--- Begin Record list ---
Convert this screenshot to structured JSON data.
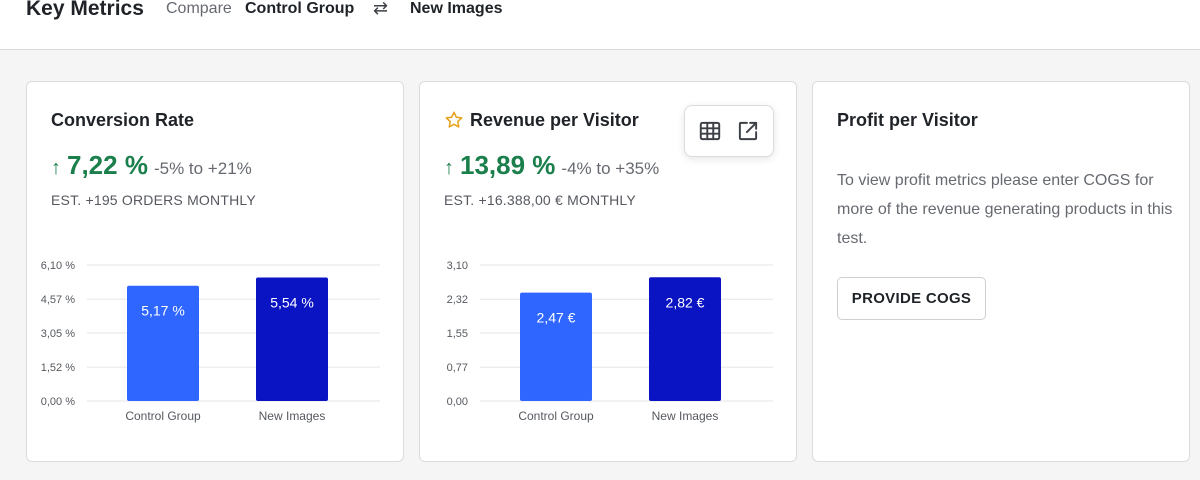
{
  "header": {
    "title": "Key Metrics",
    "compare_label": "Compare",
    "group_a": "Control Group",
    "swap_icon": "⇄",
    "group_b": "New Images"
  },
  "colors": {
    "positive": "#1a7f4b",
    "control_bar": "#2e66ff",
    "variant_bar": "#0a14c2"
  },
  "cards": {
    "conversion": {
      "title": "Conversion Rate",
      "arrow": "↑",
      "value": "7,22 %",
      "range": "-5% to +21%",
      "estimate": "EST. +195 ORDERS MONTHLY"
    },
    "revenue": {
      "title": "Revenue per Visitor",
      "arrow": "↑",
      "value": "13,89 %",
      "range": "-4% to +35%",
      "estimate": "EST. +16.388,00 € MONTHLY",
      "icons": [
        "star-icon",
        "table-icon",
        "external-link-icon"
      ]
    },
    "profit": {
      "title": "Profit per Visitor",
      "text": "To view profit metrics please enter COGS for more of the revenue generating products in this test.",
      "button_label": "PROVIDE COGS"
    }
  },
  "chart_data": [
    {
      "type": "bar",
      "categories": [
        "Control Group",
        "New Images"
      ],
      "values": [
        5.17,
        5.54
      ],
      "data_labels": [
        "5,17 %",
        "5,54 %"
      ],
      "yticks": [
        "0,00 %",
        "1,52 %",
        "3,05 %",
        "4,57 %",
        "6,10 %"
      ],
      "ytick_values": [
        0,
        1.52,
        3.05,
        4.57,
        6.1
      ],
      "ylim": [
        0,
        6.1
      ],
      "grid": true
    },
    {
      "type": "bar",
      "categories": [
        "Control Group",
        "New Images"
      ],
      "values": [
        2.47,
        2.82
      ],
      "data_labels": [
        "2,47 €",
        "2,82 €"
      ],
      "yticks": [
        "0,00",
        "0,77",
        "1,55",
        "2,32",
        "3,10"
      ],
      "ytick_values": [
        0,
        0.77,
        1.55,
        2.32,
        3.1
      ],
      "ylim": [
        0,
        3.1
      ],
      "grid": true
    }
  ]
}
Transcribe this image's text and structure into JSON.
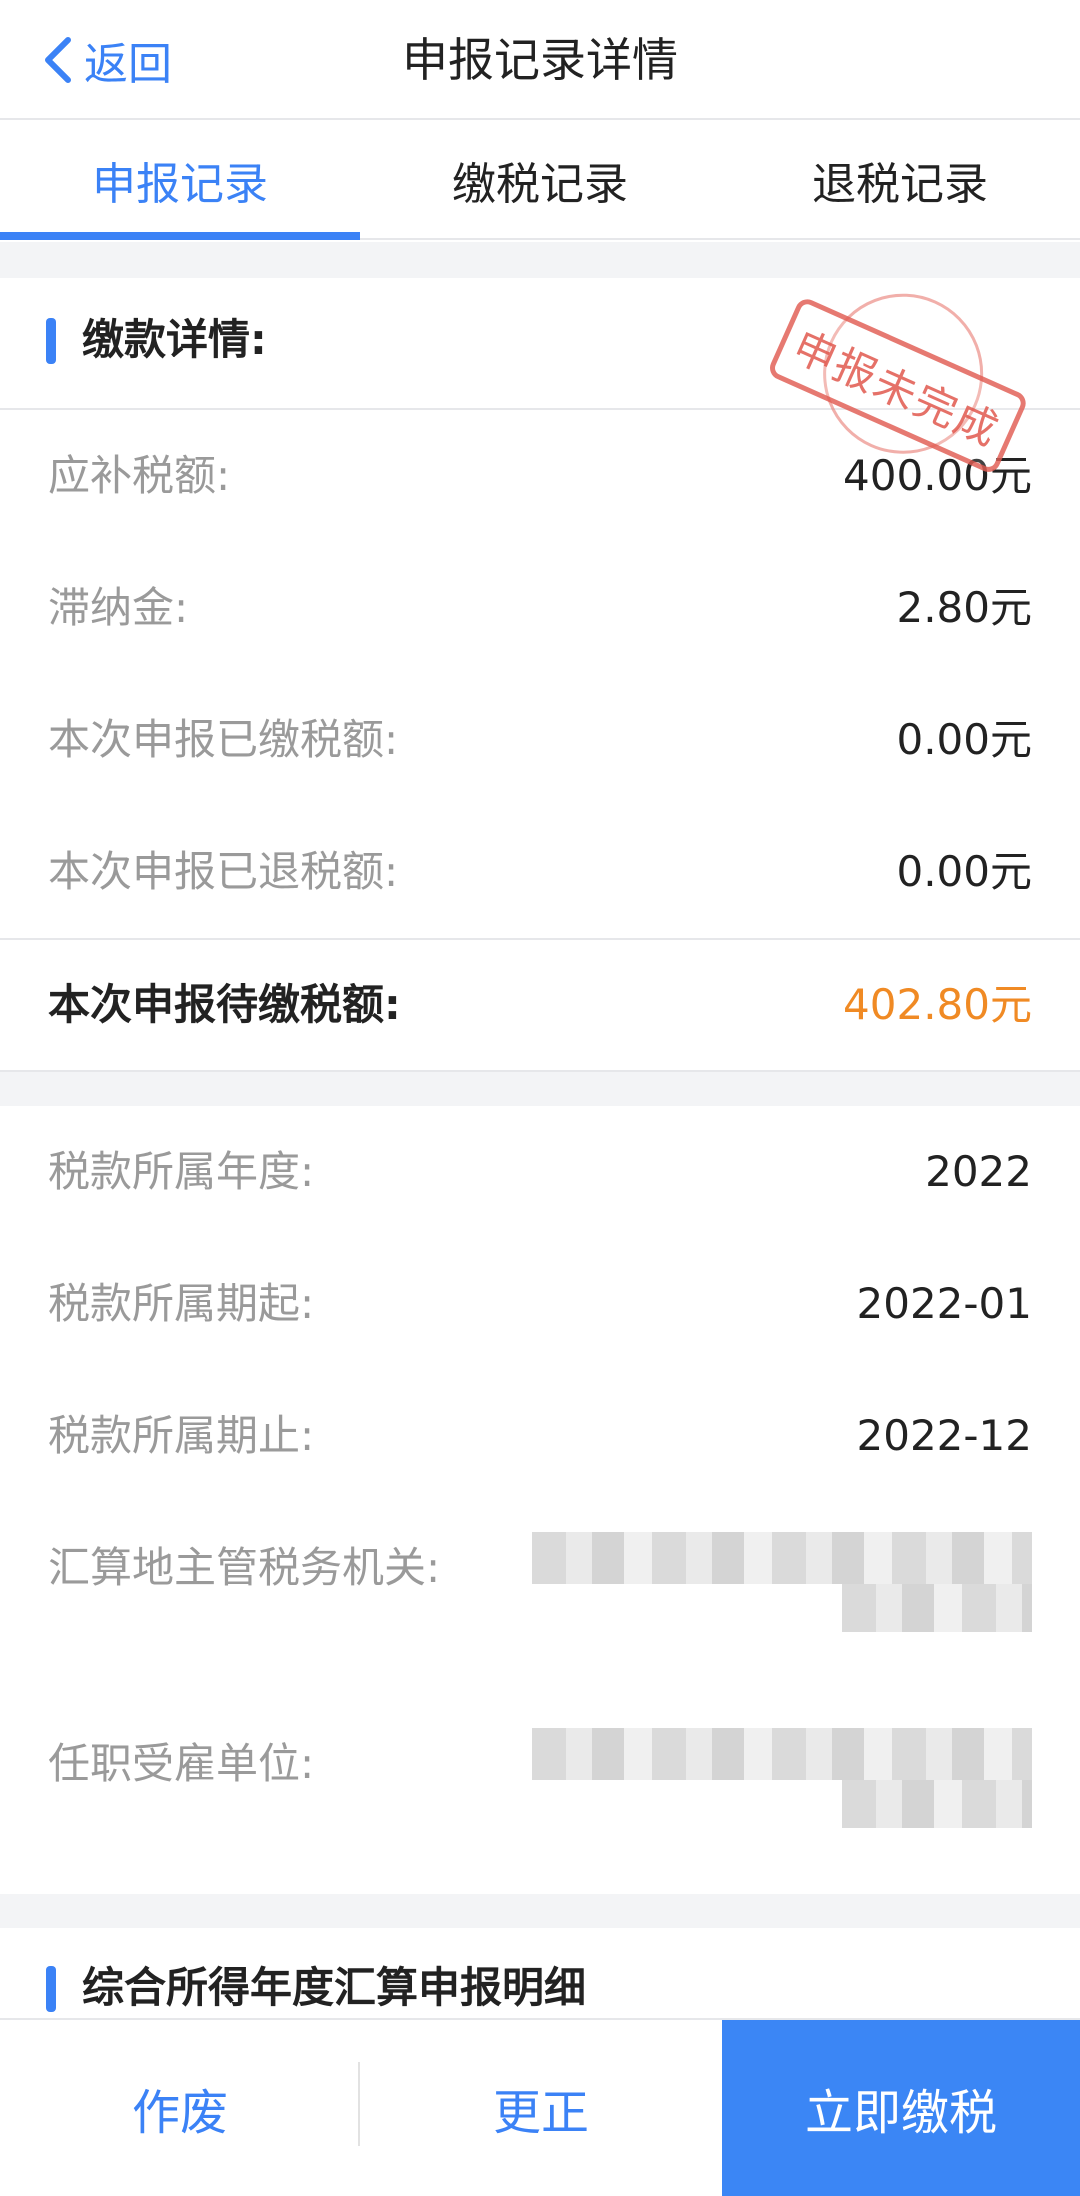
{
  "header": {
    "back_label": "返回",
    "title": "申报记录详情"
  },
  "tabs": [
    {
      "label": "申报记录",
      "active": true
    },
    {
      "label": "缴税记录",
      "active": false
    },
    {
      "label": "退税记录",
      "active": false
    }
  ],
  "section1": {
    "title": "缴款详情:",
    "stamp_text": "申报未完成",
    "rows": [
      {
        "label": "应补税额:",
        "value": "400.00元"
      },
      {
        "label": "滞纳金:",
        "value": "2.80元"
      },
      {
        "label": "本次申报已缴税额:",
        "value": "0.00元"
      },
      {
        "label": "本次申报已退税额:",
        "value": "0.00元"
      }
    ],
    "total": {
      "label": "本次申报待缴税额:",
      "value": "402.80元"
    }
  },
  "section_info": {
    "rows": [
      {
        "label": "税款所属年度:",
        "value": "2022"
      },
      {
        "label": "税款所属期起:",
        "value": "2022-01"
      },
      {
        "label": "税款所属期止:",
        "value": "2022-12"
      },
      {
        "label": "汇算地主管税务机关:",
        "value": ""
      },
      {
        "label": "任职受雇单位:",
        "value": ""
      }
    ]
  },
  "section2": {
    "title": "综合所得年度汇算申报明细"
  },
  "bottom_bar": {
    "void_label": "作废",
    "correct_label": "更正",
    "pay_label": "立即缴税"
  },
  "colors": {
    "accent": "#3b82f6",
    "pending_amount": "#f08a24",
    "stamp": "#e0584e"
  }
}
--- End Record list ---
(Work instructions): Every entry above needs to be retyped exactly; drop the pictures.

(Expected output):
Convert this screenshot to structured JSON data.
{
  "header": {
    "title": "Key Metrics",
    "compare_label": "Compare",
    "group_a": "Control Group",
    "swap_icon": "⇄",
    "group_b": "New Images"
  },
  "colors": {
    "positive": "#1a7f4b",
    "control_bar": "#2e66ff",
    "variant_bar": "#0a14c2"
  },
  "cards": {
    "conversion": {
      "title": "Conversion Rate",
      "arrow": "↑",
      "value": "7,22 %",
      "range": "-5% to +21%",
      "estimate": "EST. +195 ORDERS MONTHLY"
    },
    "revenue": {
      "title": "Revenue per Visitor",
      "arrow": "↑",
      "value": "13,89 %",
      "range": "-4% to +35%",
      "estimate": "EST. +16.388,00 € MONTHLY",
      "icons": [
        "star-icon",
        "table-icon",
        "external-link-icon"
      ]
    },
    "profit": {
      "title": "Profit per Visitor",
      "text": "To view profit metrics please enter COGS for more of the revenue generating products in this test.",
      "button_label": "PROVIDE COGS"
    }
  },
  "chart_data": [
    {
      "type": "bar",
      "categories": [
        "Control Group",
        "New Images"
      ],
      "values": [
        5.17,
        5.54
      ],
      "data_labels": [
        "5,17 %",
        "5,54 %"
      ],
      "yticks": [
        "0,00 %",
        "1,52 %",
        "3,05 %",
        "4,57 %",
        "6,10 %"
      ],
      "ytick_values": [
        0,
        1.52,
        3.05,
        4.57,
        6.1
      ],
      "ylim": [
        0,
        6.1
      ],
      "grid": true
    },
    {
      "type": "bar",
      "categories": [
        "Control Group",
        "New Images"
      ],
      "values": [
        2.47,
        2.82
      ],
      "data_labels": [
        "2,47 €",
        "2,82 €"
      ],
      "yticks": [
        "0,00",
        "0,77",
        "1,55",
        "2,32",
        "3,10"
      ],
      "ytick_values": [
        0,
        0.77,
        1.55,
        2.32,
        3.1
      ],
      "ylim": [
        0,
        3.1
      ],
      "grid": true
    }
  ]
}
Transcribe this image's text and structure into JSON.
{
  "header": {
    "back_label": "返回",
    "title": "申报记录详情"
  },
  "tabs": [
    {
      "label": "申报记录",
      "active": true
    },
    {
      "label": "缴税记录",
      "active": false
    },
    {
      "label": "退税记录",
      "active": false
    }
  ],
  "section1": {
    "title": "缴款详情:",
    "stamp_text": "申报未完成",
    "rows": [
      {
        "label": "应补税额:",
        "value": "400.00元"
      },
      {
        "label": "滞纳金:",
        "value": "2.80元"
      },
      {
        "label": "本次申报已缴税额:",
        "value": "0.00元"
      },
      {
        "label": "本次申报已退税额:",
        "value": "0.00元"
      }
    ],
    "total": {
      "label": "本次申报待缴税额:",
      "value": "402.80元"
    }
  },
  "section_info": {
    "rows": [
      {
        "label": "税款所属年度:",
        "value": "2022"
      },
      {
        "label": "税款所属期起:",
        "value": "2022-01"
      },
      {
        "label": "税款所属期止:",
        "value": "2022-12"
      },
      {
        "label": "汇算地主管税务机关:",
        "value": ""
      },
      {
        "label": "任职受雇单位:",
        "value": ""
      }
    ]
  },
  "section2": {
    "title": "综合所得年度汇算申报明细"
  },
  "bottom_bar": {
    "void_label": "作废",
    "correct_label": "更正",
    "pay_label": "立即缴税"
  },
  "colors": {
    "accent": "#3b82f6",
    "pending_amount": "#f08a24",
    "stamp": "#e0584e"
  }
}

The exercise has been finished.